Examine the records and identify each line that includes the string "ногами". Copy those lines.

_ENTRIES SHOWN_
►

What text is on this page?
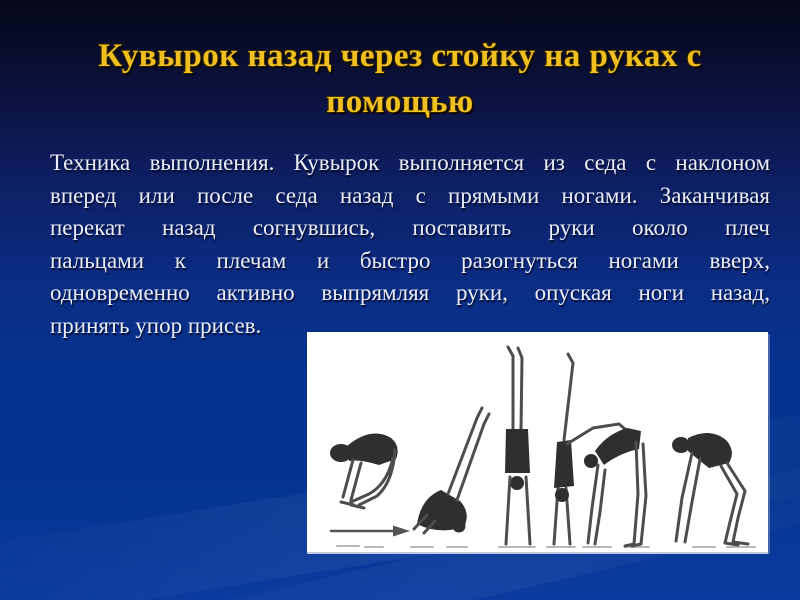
Кувырок назад через стойку на руках с
помощью
Техника выполнения. Кувырок выполняется из седа с наклоном
вперед или после седа назад с прямыми ногами. Заканчивая
перекат назад согнувшись, поставить руки около плеч
пальцами к плечам и быстро разогнуться ногами вверх,
одновременно активно выпрямляя руки, опуская ноги назад,
принять упор присев.
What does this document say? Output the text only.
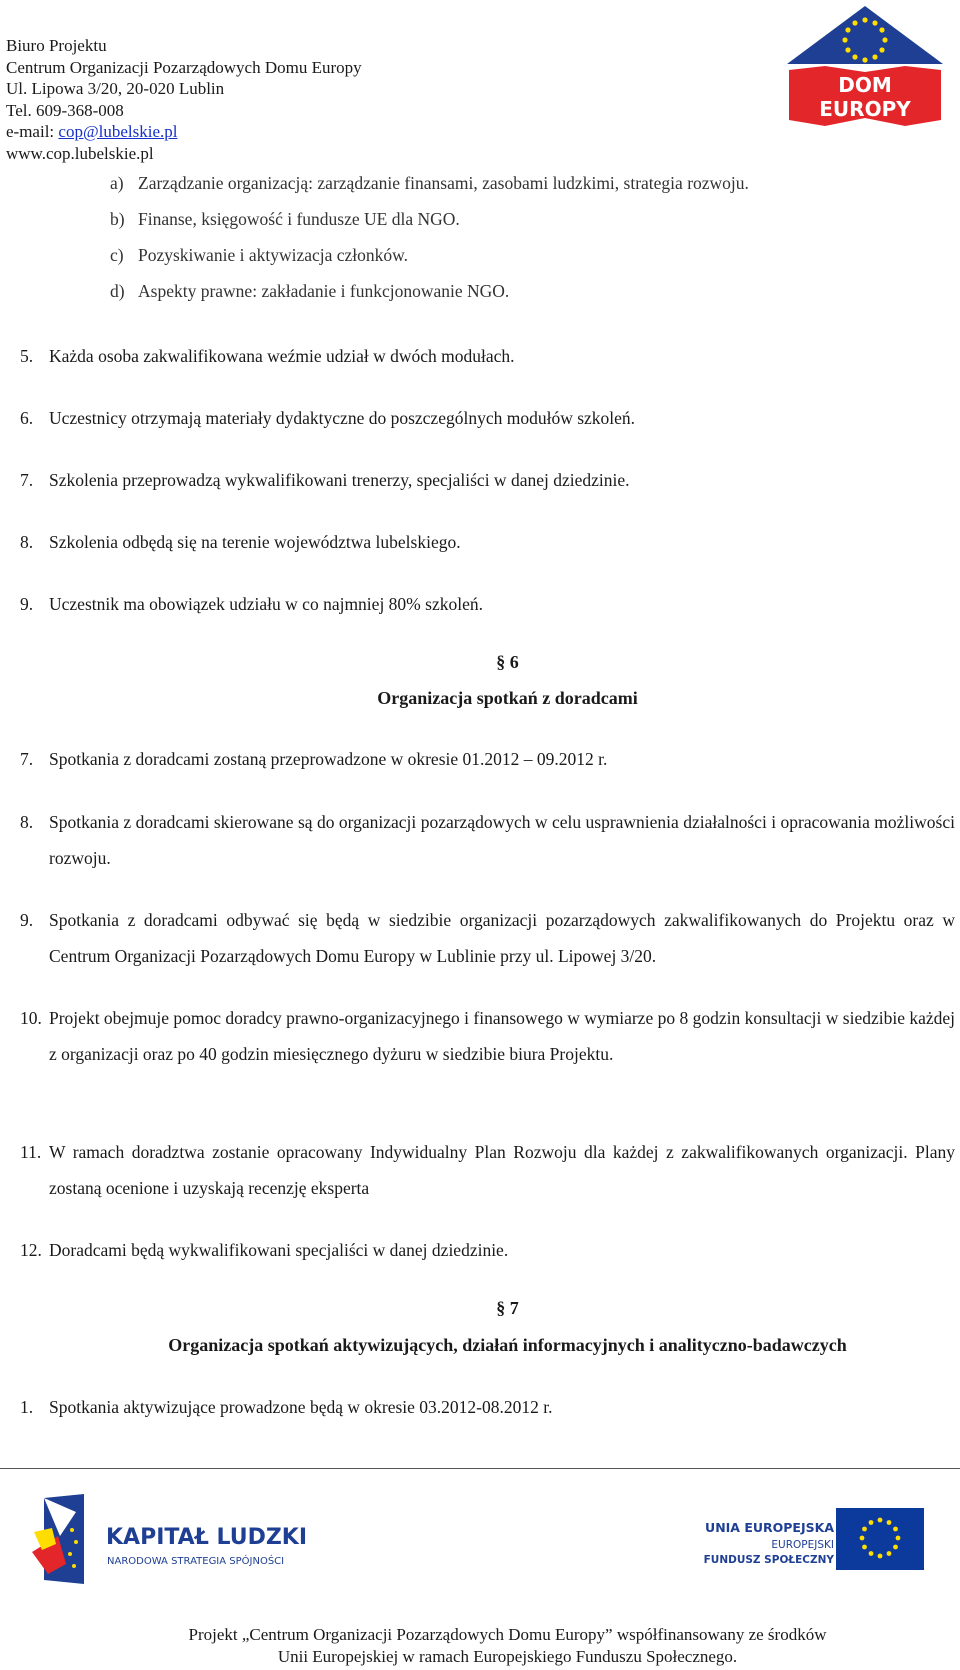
Biuro Projektu
Centrum Organizacji Pozarządowych Domu Europy
Ul. Lipowa 3/20, 20-020 Lublin
Tel. 609-368-008
e-mail: cop@lubelskie.pl
www.cop.lubelskie.pl
DOM
EUROPY
a) Zarządzanie organizacją: zarządzanie finansami, zasobami ludzkimi, strategia rozwoju.
b) Finanse, księgowość i fundusze UE dla NGO.
c) Pozyskiwanie i aktywizacja członków.
d) Aspekty prawne: zakładanie i funkcjonowanie NGO.
5. Każda osoba zakwalifikowana weźmie udział w dwóch modułach.
6. Uczestnicy otrzymają materiały dydaktyczne do poszczególnych modułów szkoleń.
7. Szkolenia przeprowadzą wykwalifikowani trenerzy, specjaliści w danej dziedzinie.
8. Szkolenia odbędą się na terenie województwa lubelskiego.
9. Uczestnik ma obowiązek udziału w co najmniej 80% szkoleń.
§ 6
Organizacja spotkań z doradcami
7. Spotkania z doradcami zostaną przeprowadzone w okresie 01.2012 – 09.2012 r.
8. Spotkania z doradcami skierowane są do organizacji pozarządowych w celu usprawnienia działalności i opracowania możliwości rozwoju.
9. Spotkania z doradcami odbywać się będą w siedzibie organizacji pozarządowych zakwalifikowanych do Projektu oraz w Centrum Organizacji Pozarządowych Domu Europy w Lublinie przy ul. Lipowej 3/20.
10. Projekt obejmuje pomoc doradcy prawno-organizacyjnego i finansowego w wymiarze po 8 godzin konsultacji w siedzibie każdej z organizacji oraz po 40 godzin miesięcznego dyżuru w siedzibie biura Projektu.
11. W ramach doradztwa zostanie opracowany Indywidualny Plan Rozwoju dla każdej z zakwalifikowanych organizacji. Plany zostaną ocenione i uzyskają recenzję eksperta
12. Doradcami będą wykwalifikowani specjaliści w danej dziedzinie.
§ 7
Organizacja spotkań aktywizujących, działań informacyjnych i analityczno-badawczych
1. Spotkania aktywizujące prowadzone będą w okresie 03.2012-08.2012 r.
KAPITAŁ LUDZKI
NARODOWA STRATEGIA SPÓJNOŚCI
UNIA EUROPEJSKA
EUROPEJSKI
FUNDUSZ SPOŁECZNY
Projekt „Centrum Organizacji Pozarządowych Domu Europy” współfinansowany ze środków
Unii Europejskiej w ramach Europejskiego Funduszu Społecznego.
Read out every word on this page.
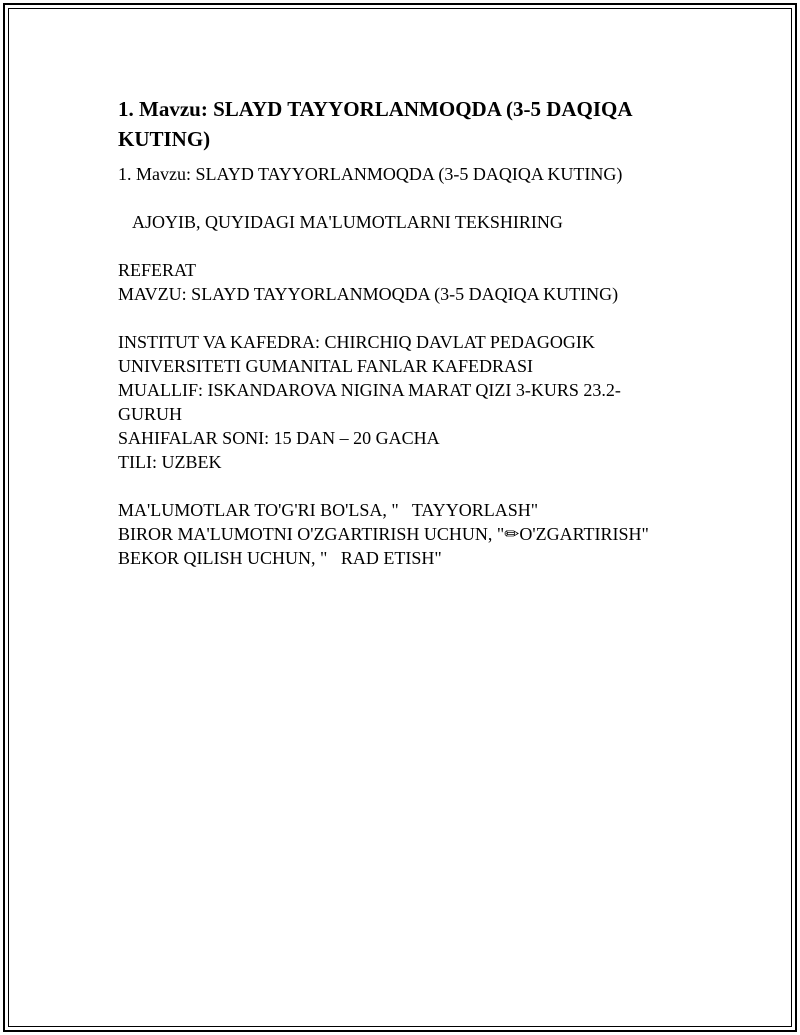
1. Mavzu: SLAYD TAYYORLANMOQDA (3-5 DAQIQA KUTING)

1. Mavzu: SLAYD TAYYORLANMOQDA (3-5 DAQIQA KUTING)

AJOYIB, QUYIDAGI MA'LUMOTLARNI TEKSHIRING

REFERAT

MAVZU: SLAYD TAYYORLANMOQDA (3-5 DAQIQA KUTING)

INSTITUT VA KAFEDRA: CHIRCHIQ DAVLAT PEDAGOGIK UNIVERSITETI GUMANITAL FANLAR KAFEDRASI

MUALLIF: ISKANDAROVA NIGINA MARAT QIZI 3-KURS 23.2-GURUH

SAHIFALAR SONI: 15 DAN – 20 GACHA

TILI: UZBEK

MA'LUMOTLAR TO'G'RI BO'LSA, "   TAYYORLASH"

BIROR MA'LUMOTNI O'ZGARTIRISH UCHUN, "✏O'ZGARTIRISH"

BEKOR QILISH UCHUN, "   RAD ETISH"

◄

_ANSWER TO THIS TASK_
вперед или после седа назад с прямыми ногами. Заканчивая
пальцами к плечам и быстро разогнуться ногами вверх,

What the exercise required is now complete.